Copy the records word for word, from their very start through the line that contains "value-label: 2 522", with that line included.

::: DATASET EXTRACT :::

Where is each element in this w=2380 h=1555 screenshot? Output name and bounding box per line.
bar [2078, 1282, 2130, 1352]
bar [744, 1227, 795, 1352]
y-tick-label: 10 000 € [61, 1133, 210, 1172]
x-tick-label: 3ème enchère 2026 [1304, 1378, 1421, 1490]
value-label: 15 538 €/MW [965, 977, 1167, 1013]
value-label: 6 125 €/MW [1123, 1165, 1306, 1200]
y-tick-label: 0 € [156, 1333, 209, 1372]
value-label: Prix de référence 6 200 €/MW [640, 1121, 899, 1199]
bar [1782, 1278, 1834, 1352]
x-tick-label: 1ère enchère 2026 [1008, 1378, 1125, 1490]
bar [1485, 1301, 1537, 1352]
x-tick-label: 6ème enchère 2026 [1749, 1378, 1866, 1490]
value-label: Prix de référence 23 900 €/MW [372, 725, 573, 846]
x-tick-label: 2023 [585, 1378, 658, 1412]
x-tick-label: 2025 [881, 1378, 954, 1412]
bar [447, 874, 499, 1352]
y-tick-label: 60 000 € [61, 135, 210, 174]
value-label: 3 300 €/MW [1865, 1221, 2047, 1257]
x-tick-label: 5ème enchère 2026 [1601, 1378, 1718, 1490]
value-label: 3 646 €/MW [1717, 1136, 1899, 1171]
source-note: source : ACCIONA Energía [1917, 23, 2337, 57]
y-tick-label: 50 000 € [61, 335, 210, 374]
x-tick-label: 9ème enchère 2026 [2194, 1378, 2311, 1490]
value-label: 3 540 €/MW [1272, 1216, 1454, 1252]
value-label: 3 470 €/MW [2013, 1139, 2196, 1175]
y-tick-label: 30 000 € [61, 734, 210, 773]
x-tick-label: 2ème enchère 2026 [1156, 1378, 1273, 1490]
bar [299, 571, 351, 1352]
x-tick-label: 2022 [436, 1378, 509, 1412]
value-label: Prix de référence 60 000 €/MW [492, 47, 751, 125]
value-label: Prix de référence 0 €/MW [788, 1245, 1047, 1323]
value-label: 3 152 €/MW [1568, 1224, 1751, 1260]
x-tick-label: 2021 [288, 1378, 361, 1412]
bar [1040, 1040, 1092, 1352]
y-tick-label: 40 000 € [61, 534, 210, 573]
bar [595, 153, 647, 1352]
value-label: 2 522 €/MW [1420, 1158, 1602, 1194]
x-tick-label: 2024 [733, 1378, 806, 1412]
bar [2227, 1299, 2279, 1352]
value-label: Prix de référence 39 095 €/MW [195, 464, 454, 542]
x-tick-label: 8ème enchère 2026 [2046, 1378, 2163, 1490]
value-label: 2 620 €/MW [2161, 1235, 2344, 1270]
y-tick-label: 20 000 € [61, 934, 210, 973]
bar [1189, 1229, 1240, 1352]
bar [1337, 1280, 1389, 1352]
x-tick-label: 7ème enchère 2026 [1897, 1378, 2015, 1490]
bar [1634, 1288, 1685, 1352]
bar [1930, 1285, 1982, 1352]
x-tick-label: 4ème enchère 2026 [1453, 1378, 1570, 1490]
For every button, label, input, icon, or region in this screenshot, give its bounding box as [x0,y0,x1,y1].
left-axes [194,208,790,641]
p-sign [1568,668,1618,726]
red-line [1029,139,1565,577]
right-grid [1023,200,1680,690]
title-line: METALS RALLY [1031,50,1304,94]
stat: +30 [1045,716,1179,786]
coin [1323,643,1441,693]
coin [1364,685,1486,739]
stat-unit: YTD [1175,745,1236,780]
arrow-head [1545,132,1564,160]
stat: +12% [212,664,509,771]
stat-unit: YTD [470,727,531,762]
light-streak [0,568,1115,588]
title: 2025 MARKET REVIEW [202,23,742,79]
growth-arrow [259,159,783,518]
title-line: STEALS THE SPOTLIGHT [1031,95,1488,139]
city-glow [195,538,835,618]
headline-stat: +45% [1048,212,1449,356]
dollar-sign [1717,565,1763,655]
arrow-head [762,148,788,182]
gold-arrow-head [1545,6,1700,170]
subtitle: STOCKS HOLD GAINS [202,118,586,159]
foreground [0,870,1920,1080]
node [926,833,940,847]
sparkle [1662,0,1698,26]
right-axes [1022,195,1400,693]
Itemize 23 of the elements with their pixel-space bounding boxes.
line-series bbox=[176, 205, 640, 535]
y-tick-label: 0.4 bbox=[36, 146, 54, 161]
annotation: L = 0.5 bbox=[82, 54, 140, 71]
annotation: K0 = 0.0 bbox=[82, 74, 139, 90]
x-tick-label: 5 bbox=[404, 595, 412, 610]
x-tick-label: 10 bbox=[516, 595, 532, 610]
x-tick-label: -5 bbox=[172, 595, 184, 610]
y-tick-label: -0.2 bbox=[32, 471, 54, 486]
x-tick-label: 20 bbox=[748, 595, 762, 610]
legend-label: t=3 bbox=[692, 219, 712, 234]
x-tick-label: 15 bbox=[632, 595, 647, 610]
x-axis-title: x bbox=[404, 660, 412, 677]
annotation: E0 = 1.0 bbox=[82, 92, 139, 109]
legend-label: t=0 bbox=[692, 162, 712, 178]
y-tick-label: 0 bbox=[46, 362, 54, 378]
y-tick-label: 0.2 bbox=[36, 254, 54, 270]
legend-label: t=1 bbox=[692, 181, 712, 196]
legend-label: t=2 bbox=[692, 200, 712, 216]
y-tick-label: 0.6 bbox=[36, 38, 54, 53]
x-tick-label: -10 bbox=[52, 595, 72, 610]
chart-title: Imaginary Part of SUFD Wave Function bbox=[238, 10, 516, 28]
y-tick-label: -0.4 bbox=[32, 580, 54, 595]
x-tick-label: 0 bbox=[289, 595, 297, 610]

:::

* **RESULT OF THIS TASK**
Where is each element in this w=2380 h=1555 screenshot? Output name and bounding box per line.
bar [2078, 1282, 2130, 1352]
bar [744, 1227, 795, 1352]
y-tick-label: 10 000 € [61, 1133, 210, 1172]
x-tick-label: 3ème enchère 2026 [1304, 1378, 1421, 1490]
value-label: 15 538 €/MW [965, 977, 1167, 1013]
value-label: 6 125 €/MW [1123, 1165, 1306, 1200]
y-tick-label: 0 € [156, 1333, 209, 1372]
value-label: Prix de référence 6 200 €/MW [640, 1121, 899, 1199]
bar [1782, 1278, 1834, 1352]
x-tick-label: 1ère enchère 2026 [1008, 1378, 1125, 1490]
bar [1485, 1301, 1537, 1352]
x-tick-label: 6ème enchère 2026 [1749, 1378, 1866, 1490]
value-label: Prix de référence 23 900 €/MW [372, 725, 573, 846]
x-tick-label: 2023 [585, 1378, 658, 1412]
x-tick-label: 2025 [881, 1378, 954, 1412]
bar [447, 874, 499, 1352]
y-tick-label: 60 000 € [61, 135, 210, 174]
value-label: 3 300 €/MW [1865, 1221, 2047, 1257]
x-tick-label: 5ème enchère 2026 [1601, 1378, 1718, 1490]
value-label: 3 646 €/MW [1717, 1136, 1899, 1171]
source-note: source : ACCIONA Energía [1917, 23, 2337, 57]
y-tick-label: 50 000 € [61, 335, 210, 374]
x-tick-label: 9ème enchère 2026 [2194, 1378, 2311, 1490]
value-label: 3 540 €/MW [1272, 1216, 1454, 1252]
value-label: 3 470 €/MW [2013, 1139, 2196, 1175]
y-tick-label: 30 000 € [61, 734, 210, 773]
x-tick-label: 2ème enchère 2026 [1156, 1378, 1273, 1490]
bar [299, 571, 351, 1352]
x-tick-label: 2022 [436, 1378, 509, 1412]
value-label: Prix de référence 60 000 €/MW [492, 47, 751, 125]
value-label: Prix de référence 0 €/MW [788, 1245, 1047, 1323]
value-label: 3 152 €/MW [1568, 1224, 1751, 1260]
x-tick-label: 2021 [288, 1378, 361, 1412]
bar [1040, 1040, 1092, 1352]
y-tick-label: 40 000 € [61, 534, 210, 573]
bar [595, 153, 647, 1352]
value-label: 2 522 €/MW [1420, 1158, 1602, 1194]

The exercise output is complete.